Reading text –
Is the grade relatively flat? Any shaded areas?


----------



## dbarlow (Jul 8, 2018)

This past December made 1 year for mine. Grade is ok,but not the best. I have ne side that has some shade in areas, the rest is sunny. What hoc do you think would be best for it once leveled properly?


----------



## jayhawk (Apr 18, 2017)

anywhere between 1 & 2 " imho


----------



## jayhawk (Apr 18, 2017)

dbarlow said:


> My current mower will go about 1". installers installed it after a bunch of rain and it's taken time to get level. Yes I have a good irrigation system. Any pics of your geo?


Before, surrounded above with 40' oaks (this east side, even today)


(Bermuda and dirt)

To today


Between houses ..south side:
(Yes, this pipe later came out...dumb)


To:
@Greendoc 
 no more than 1/2 "


----------



## dbarlow (Jul 8, 2018)

Looks great, hope to have mine looking that good one day


----------



## Spammage (Apr 30, 2017)

@jayhawk that is looking great!


----------



## Guest (Jul 14, 2018)

That geo looks awesome!


----------



## jayhawk (Apr 18, 2017)

Here is a poor pic of a house with Geo. Trust me, solid green. @dbarlow

Massive trees on south , SE ....I swore the Chinese OAk would need to go but grass is doing fine.....3 years strong.


----------

Stated exercise 1 –
In the lawn thread, how long does jayhawk say the grass near the massive trees has been doing fine?
Stated exercise 2 –
Copy out the lawn thread word for word between "Is the grade" and "once leveled properly?", inclusive.

Extracted data –

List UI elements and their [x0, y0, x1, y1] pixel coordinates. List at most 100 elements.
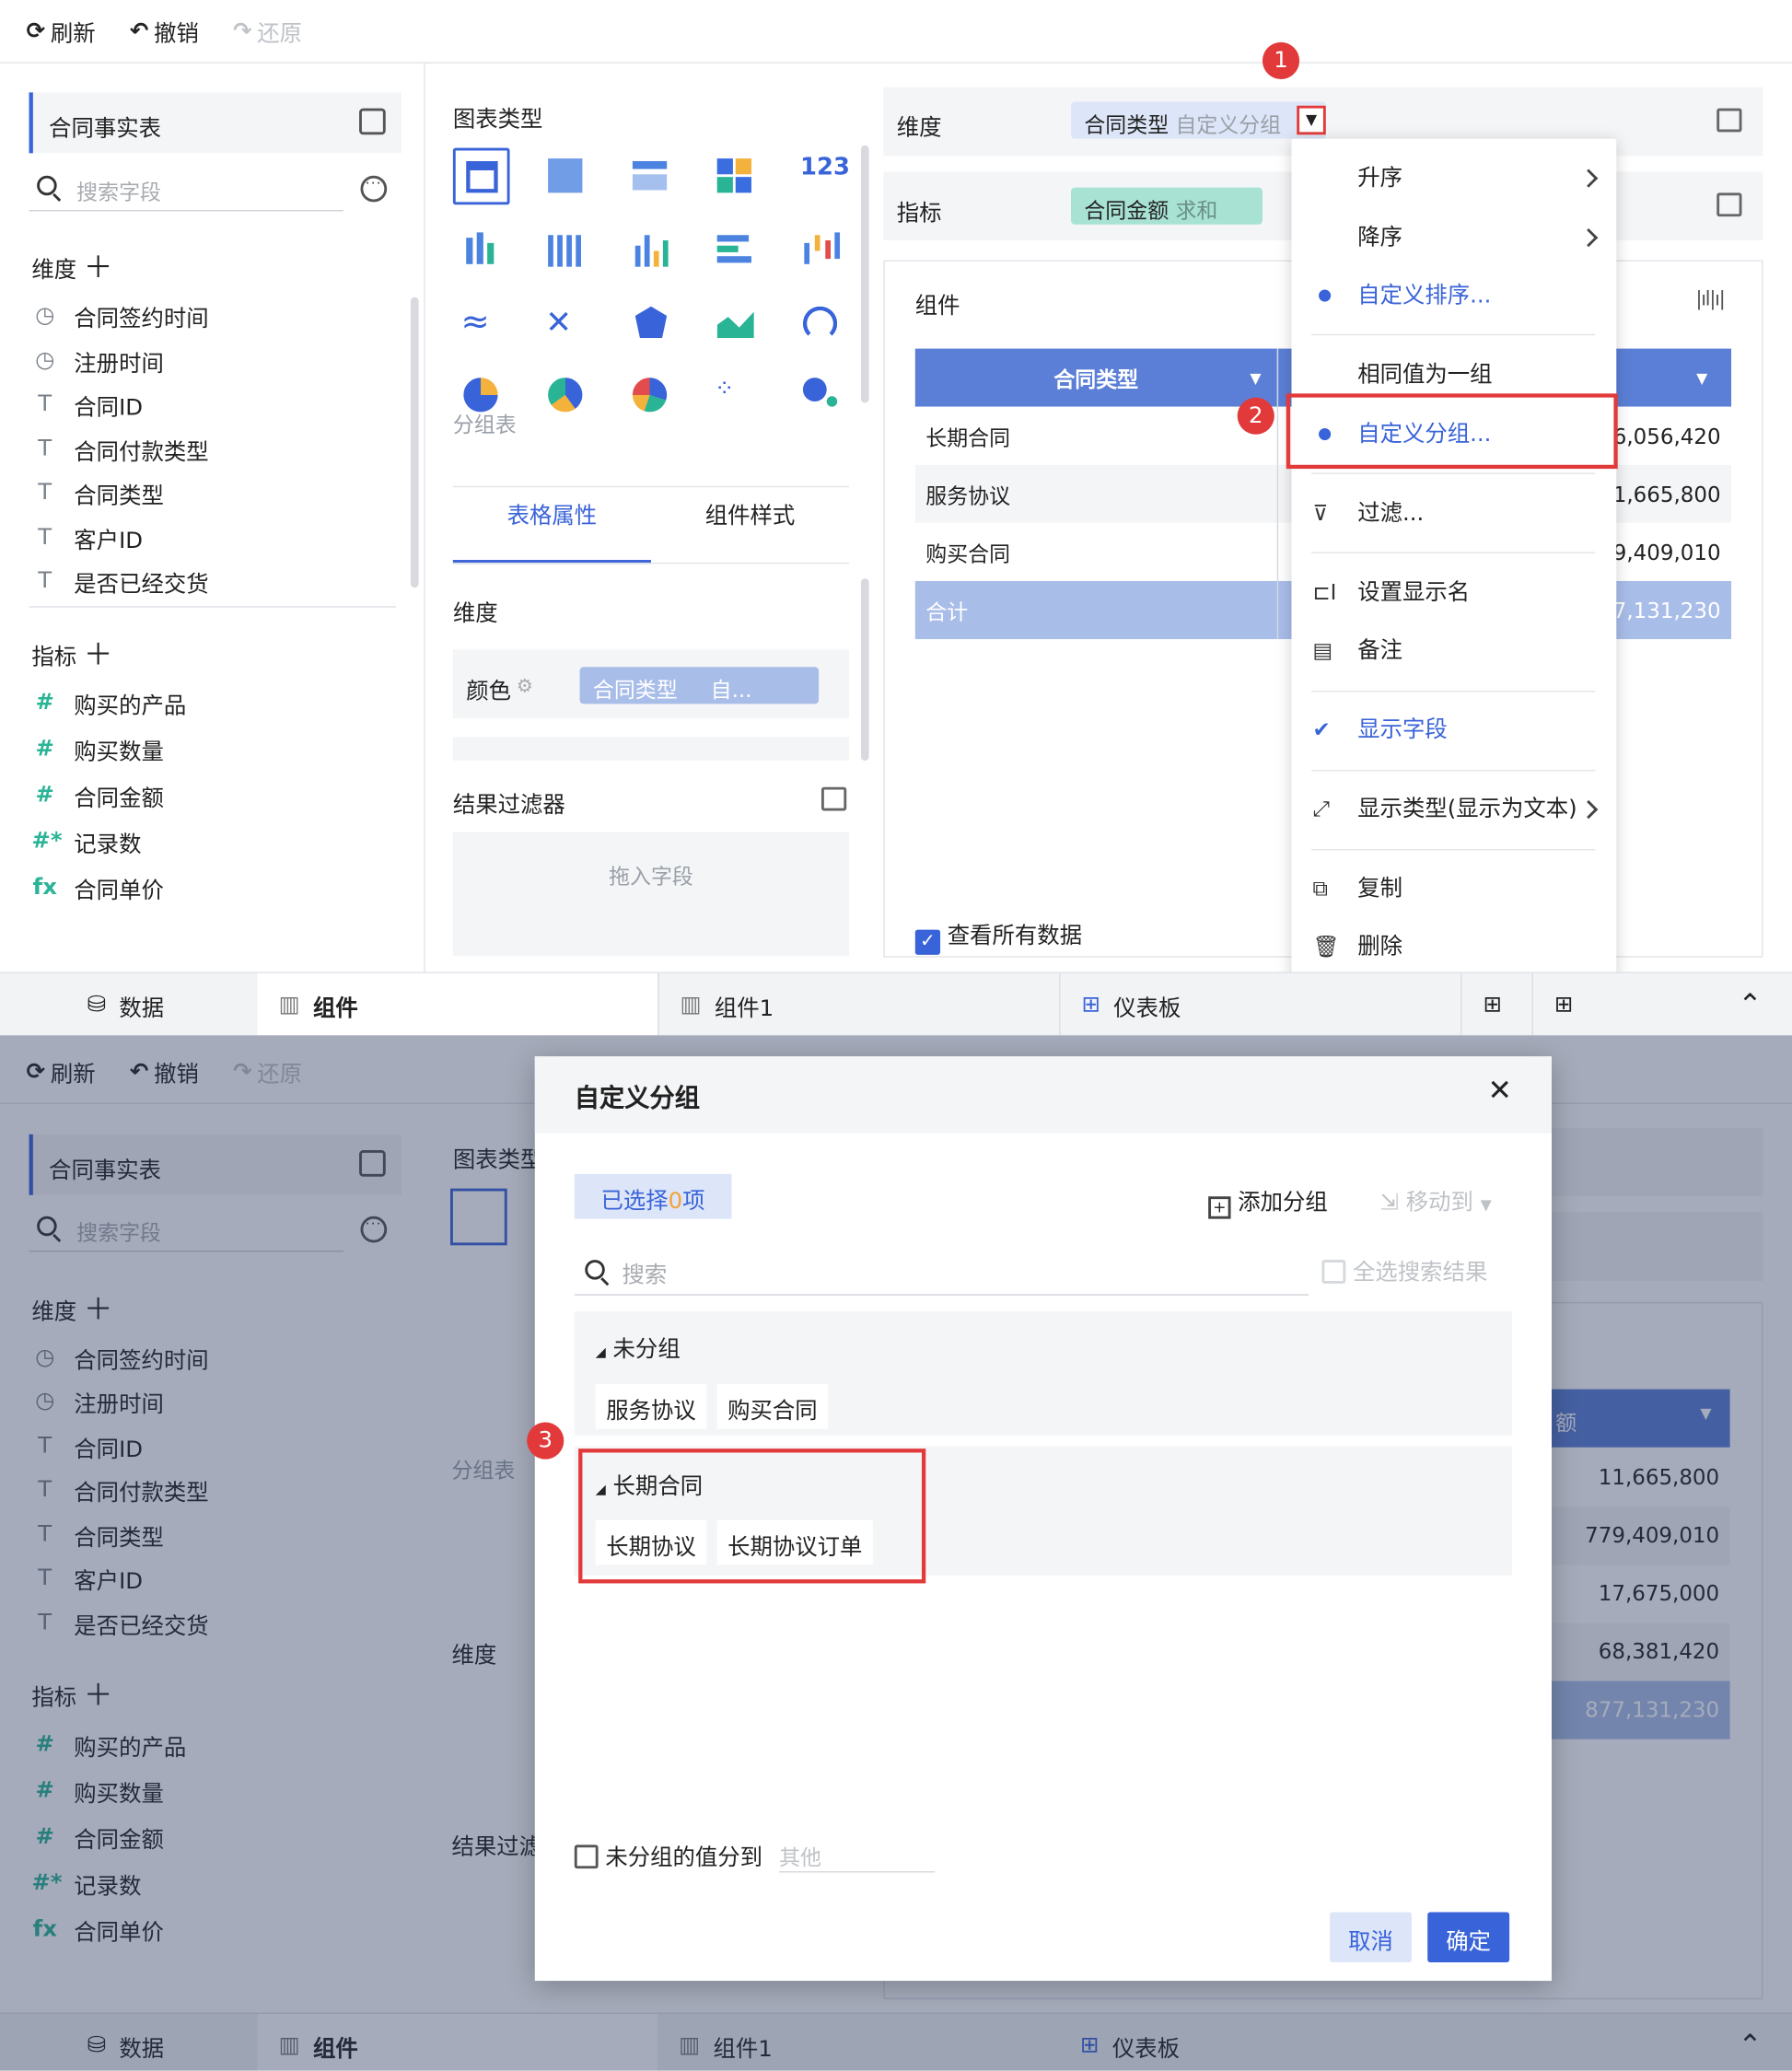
radar-icon[interactable] [630, 304, 672, 346]
barcode-icon[interactable]: |ıl|ı| [1695, 286, 1725, 310]
metric-header: 指标 ＋ [31, 639, 113, 672]
datasource-selector[interactable]: 合同事实表 [29, 92, 401, 154]
menu-item-show-field[interactable]: 显示字段 [1357, 711, 1448, 750]
scrollbar[interactable] [861, 145, 869, 403]
collapse-up-icon[interactable]: ⌃ [1716, 973, 1762, 1035]
add-component-icon[interactable]: ⊞ [1460, 972, 1531, 1036]
field-item[interactable]: # 购买数量 [31, 727, 164, 772]
tab-component-style[interactable]: 组件样式 [651, 496, 849, 529]
gear-icon[interactable]: ⚙ [517, 676, 533, 697]
bottom-tabs: ⛁ 数据 ▥ 组件 ▥ 组件1 ⊞ 仪表板 ⊞ ⊞ ⌃ [0, 972, 1792, 1036]
metric-chip[interactable]: 合同金额 求和 [1071, 187, 1263, 225]
scrollbar[interactable] [861, 578, 869, 762]
add-group-button[interactable]: + 添加分组 [1208, 1183, 1328, 1219]
other-name-input[interactable]: 其他 [779, 1835, 936, 1873]
field-item[interactable]: T 合同类型 [31, 471, 164, 516]
value-tag[interactable]: 购买合同 [716, 1383, 829, 1429]
area-chart-icon[interactable] [715, 304, 757, 346]
stacked-bar-icon[interactable] [545, 230, 588, 273]
filter-toggle-icon[interactable] [820, 786, 847, 811]
redo-button[interactable]: ↷ 还原 [233, 15, 302, 48]
menu-item-delete[interactable]: 删除 [1357, 927, 1402, 967]
refresh-button[interactable]: ⟳ 刷新 [27, 15, 96, 48]
waterfall-icon[interactable] [800, 230, 843, 273]
select-all-checkbox[interactable]: 全选搜索结果 [1321, 1253, 1487, 1286]
gauge-icon[interactable] [800, 304, 843, 346]
divider [452, 485, 850, 488]
more-icon[interactable]: ··· [360, 175, 388, 203]
ungrouped-to-checkbox[interactable]: 未分组的值分到 [574, 1838, 762, 1871]
menu-item-display-type[interactable]: 显示类型(显示为文本) [1357, 790, 1577, 830]
number-type-icon: # [35, 781, 54, 809]
switch-table-icon[interactable] [359, 108, 386, 135]
add-metric-icon[interactable]: ＋ [84, 639, 113, 672]
menu-item-desc[interactable]: 降序 [1357, 218, 1402, 258]
menu-divider [1311, 691, 1596, 692]
tab-data[interactable]: ⛁ 数据 [66, 973, 165, 1035]
menu-item-custom-sort[interactable]: 自定义排序... [1357, 276, 1491, 316]
ok-button[interactable]: 确定 [1427, 1912, 1510, 1962]
field-item[interactable]: T 合同付款类型 [31, 426, 208, 471]
menu-item-asc[interactable]: 升序 [1357, 158, 1402, 198]
tab-table-props[interactable]: 表格属性 [453, 496, 651, 529]
sunburst-icon[interactable] [630, 375, 672, 417]
field-item[interactable]: # 合同金额 [31, 773, 164, 818]
menu-item-note[interactable]: 备注 [1357, 631, 1402, 670]
field-item[interactable]: T 是否已经交货 [31, 559, 208, 604]
close-icon[interactable]: ✕ [1488, 1075, 1512, 1108]
setting-icon[interactable] [1716, 108, 1742, 133]
color-field-chip[interactable]: 合同类型 自... [579, 667, 820, 704]
dimension-chip[interactable]: 合同类型 自定义分组 [1071, 101, 1326, 139]
dialog-search-input[interactable]: 搜索 [574, 1248, 1309, 1296]
multi-line-icon[interactable]: ✕ [545, 304, 588, 346]
text-type-icon: T [38, 524, 52, 551]
menu-item-copy[interactable]: 复制 [1357, 869, 1402, 909]
cancel-button[interactable]: 取消 [1330, 1912, 1412, 1962]
field-item[interactable]: T 客户ID [31, 515, 143, 560]
chip-dropdown-icon[interactable]: ▼ [1297, 105, 1326, 135]
setting-icon[interactable] [1716, 192, 1742, 217]
cross-table-icon[interactable] [545, 156, 588, 198]
grouped-bar-icon[interactable] [460, 230, 503, 273]
search-icon [585, 1260, 605, 1280]
card-icon[interactable] [715, 156, 757, 198]
number-chart-icon[interactable]: 123 [800, 153, 850, 195]
add-dashboard-icon[interactable]: ⊞ [1531, 972, 1602, 1036]
menu-item-filter[interactable]: 过滤... [1357, 494, 1424, 533]
horizontal-bar-icon[interactable] [715, 230, 757, 273]
group-header[interactable]: ◢ 未分组 [596, 1330, 681, 1363]
table-chart-icon[interactable] [452, 147, 510, 205]
line-chart-icon[interactable]: ≈ [460, 304, 503, 346]
chart-icon: ▥ [680, 991, 702, 1018]
field-item[interactable]: #* 记录数 [31, 819, 141, 864]
menu-divider [1311, 770, 1596, 772]
note-icon: ▤ [1312, 637, 1333, 663]
filter-drop-zone[interactable]: 拖入字段 [452, 832, 850, 957]
field-search-input[interactable]: 搜索字段 [29, 167, 343, 212]
field-item[interactable]: fx 合同单价 [31, 865, 164, 910]
add-dimension-icon[interactable]: ＋ [84, 252, 113, 285]
field-item[interactable]: ◷ 注册时间 [31, 338, 164, 383]
field-item[interactable]: T 合同ID [31, 381, 143, 426]
tab-dashboard[interactable]: ⊞ 仪表板 [1059, 972, 1460, 1036]
table-header[interactable]: 合同类型 ▼ [914, 348, 1277, 407]
chevron-right-icon [1579, 169, 1599, 188]
menu-item-display-name[interactable]: 设置显示名 [1357, 573, 1470, 612]
rose-chart-icon[interactable] [545, 375, 588, 417]
tab-component1[interactable]: ▥ 组件1 [657, 972, 1059, 1036]
scatter-icon[interactable]: ⁘ [715, 375, 757, 417]
field-item[interactable]: # 购买的产品 [31, 681, 187, 726]
value-tag[interactable]: 服务协议 [595, 1383, 707, 1429]
detail-table-icon[interactable] [630, 156, 672, 198]
text-type-icon: T [38, 479, 52, 506]
column-chart-icon[interactable] [630, 230, 672, 273]
database-icon: ⛁ [87, 991, 107, 1018]
scrollbar[interactable] [410, 297, 419, 588]
undo-button[interactable]: ↶ 撤销 [130, 15, 199, 48]
view-all-checkbox[interactable]: ✓ 查看所有数据 [914, 916, 1082, 955]
tab-component[interactable]: ▥ 组件 [257, 972, 658, 1036]
field-item[interactable]: ◷ 合同签约时间 [31, 293, 208, 338]
move-to-button[interactable]: ⇲ 移动到 ▼ [1380, 1183, 1492, 1216]
bubble-icon[interactable] [800, 375, 843, 417]
menu-item-same-value[interactable]: 相同值为一组 [1357, 355, 1492, 395]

Task solution 1 –
Three years.

Task solution 2 –
Is the grade relatively flat? Any shaded areas?


----------



## dbarlow (Jul 8, 2018)

This past December made 1 year for mine. Grade is ok,but not the best. I have ne side that has some shade in areas, the rest is sunny. What hoc do you think would be best for it once leveled properly?